(Records from a dataset)
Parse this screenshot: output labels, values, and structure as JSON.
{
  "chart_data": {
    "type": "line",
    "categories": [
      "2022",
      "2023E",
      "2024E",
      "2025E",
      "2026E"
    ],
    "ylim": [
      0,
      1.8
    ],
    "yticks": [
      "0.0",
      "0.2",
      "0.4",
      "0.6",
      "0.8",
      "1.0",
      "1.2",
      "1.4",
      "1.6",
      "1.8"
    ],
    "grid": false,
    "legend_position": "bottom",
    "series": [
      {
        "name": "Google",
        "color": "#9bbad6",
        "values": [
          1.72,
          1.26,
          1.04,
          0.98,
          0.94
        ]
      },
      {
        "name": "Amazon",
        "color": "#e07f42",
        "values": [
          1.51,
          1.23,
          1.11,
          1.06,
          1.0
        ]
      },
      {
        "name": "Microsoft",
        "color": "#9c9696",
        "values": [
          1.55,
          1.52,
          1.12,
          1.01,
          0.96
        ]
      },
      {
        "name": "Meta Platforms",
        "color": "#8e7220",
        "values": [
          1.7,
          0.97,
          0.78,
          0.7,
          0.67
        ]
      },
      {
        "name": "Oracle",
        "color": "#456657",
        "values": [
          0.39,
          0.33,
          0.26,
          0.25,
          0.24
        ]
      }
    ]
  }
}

**Goal**
Go through the listing and print each line exactly as it appears.

**Solution for this task**
Parse this screenshot: output labels, values, and structure as JSON.
{
  "chart_data": {
    "type": "line",
    "categories": [
      "2022",
      "2023E",
      "2024E",
      "2025E",
      "2026E"
    ],
    "ylim": [
      0,
      1.8
    ],
    "yticks": [
      "0.0",
      "0.2",
      "0.4",
      "0.6",
      "0.8",
      "1.0",
      "1.2",
      "1.4",
      "1.6",
      "1.8"
    ],
    "grid": false,
    "legend_position": "bottom",
    "series": [
      {
        "name": "Google",
        "color": "#9bbad6",
        "values": [
          1.72,
          1.26,
          1.04,
          0.98,
          0.94
        ]
      },
      {
        "name": "Amazon",
        "color": "#e07f42",
        "values": [
          1.51,
          1.23,
          1.11,
          1.06,
          1.0
        ]
      },
      {
        "name": "Microsoft",
        "color": "#9c9696",
        "values": [
          1.55,
          1.52,
          1.12,
          1.01,
          0.96
        ]
      },
      {
        "name": "Meta Platforms",
        "color": "#8e7220",
        "values": [
          1.7,
          0.97,
          0.78,
          0.7,
          0.67
        ]
      },
      {
        "name": "Oracle",
        "color": "#456657",
        "values": [
          0.39,
          0.33,
          0.26,
          0.25,
          0.24
        ]
      }
    ]
  }
}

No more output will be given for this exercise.